## Begin Data supplied

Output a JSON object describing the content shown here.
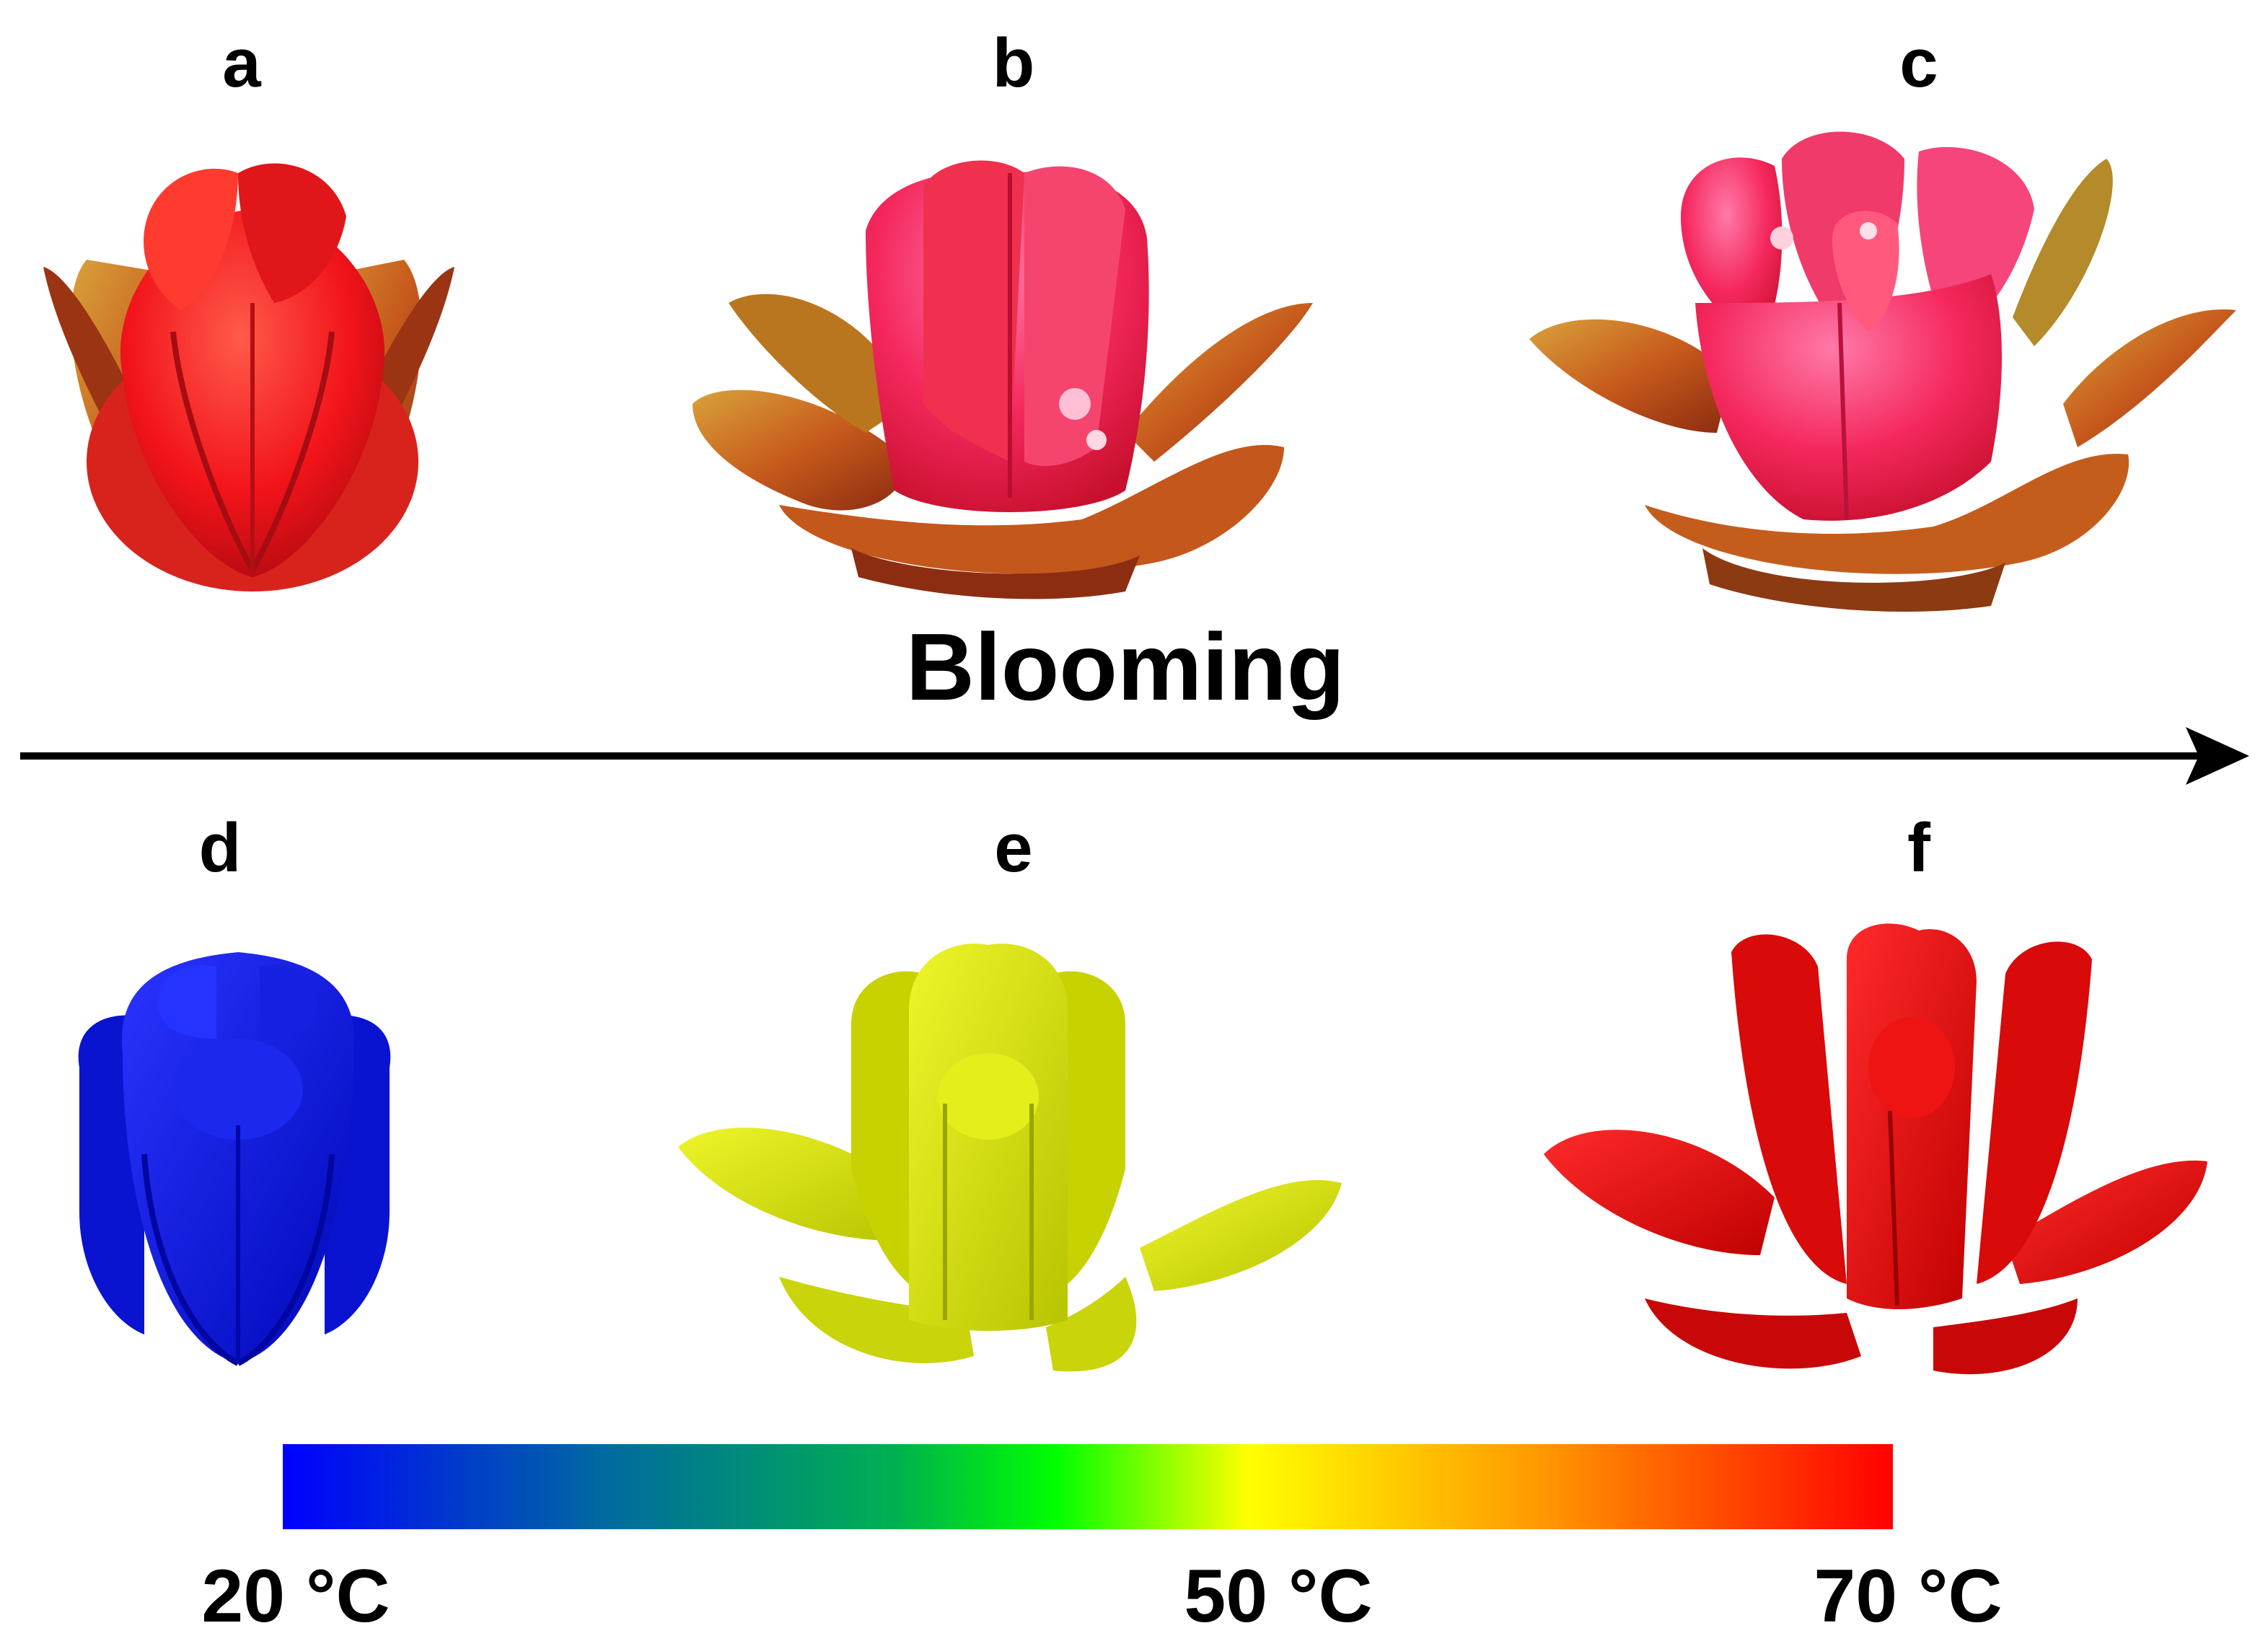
{
  "panels": {
    "a": "a",
    "b": "b",
    "c": "c",
    "d": "d",
    "e": "e",
    "f": "f"
  },
  "arrow": {
    "label": "Blooming"
  },
  "colorbar": {
    "min_label": "20 °C",
    "mid_label": "50 °C",
    "max_label": "70 °C",
    "stops": [
      "#0000ff",
      "#006aa0",
      "#00b050",
      "#00ff00",
      "#ffff00",
      "#ff9900",
      "#ff0000"
    ]
  },
  "colors": {
    "photo_red": "#ff2a24",
    "photo_pink": "#ff3a73",
    "photo_sepal": "#c2501e",
    "sim_blue": "#0a18e6",
    "sim_yellow": "#d6e60a",
    "sim_red": "#e60c0c"
  }
}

## End Data supplied

**Task directions**
Retype all entries exactly as they appear, dropping the images.

**In response**
Output a JSON object describing the content shown here.
{
  "panels": {
    "a": "a",
    "b": "b",
    "c": "c",
    "d": "d",
    "e": "e",
    "f": "f"
  },
  "arrow": {
    "label": "Blooming"
  },
  "colorbar": {
    "min_label": "20 °C",
    "mid_label": "50 °C",
    "max_label": "70 °C",
    "stops": [
      "#0000ff",
      "#006aa0",
      "#00b050",
      "#00ff00",
      "#ffff00",
      "#ff9900",
      "#ff0000"
    ]
  },
  "colors": {
    "photo_red": "#ff2a24",
    "photo_pink": "#ff3a73",
    "photo_sepal": "#c2501e",
    "sim_blue": "#0a18e6",
    "sim_yellow": "#d6e60a",
    "sim_red": "#e60c0c"
  }
}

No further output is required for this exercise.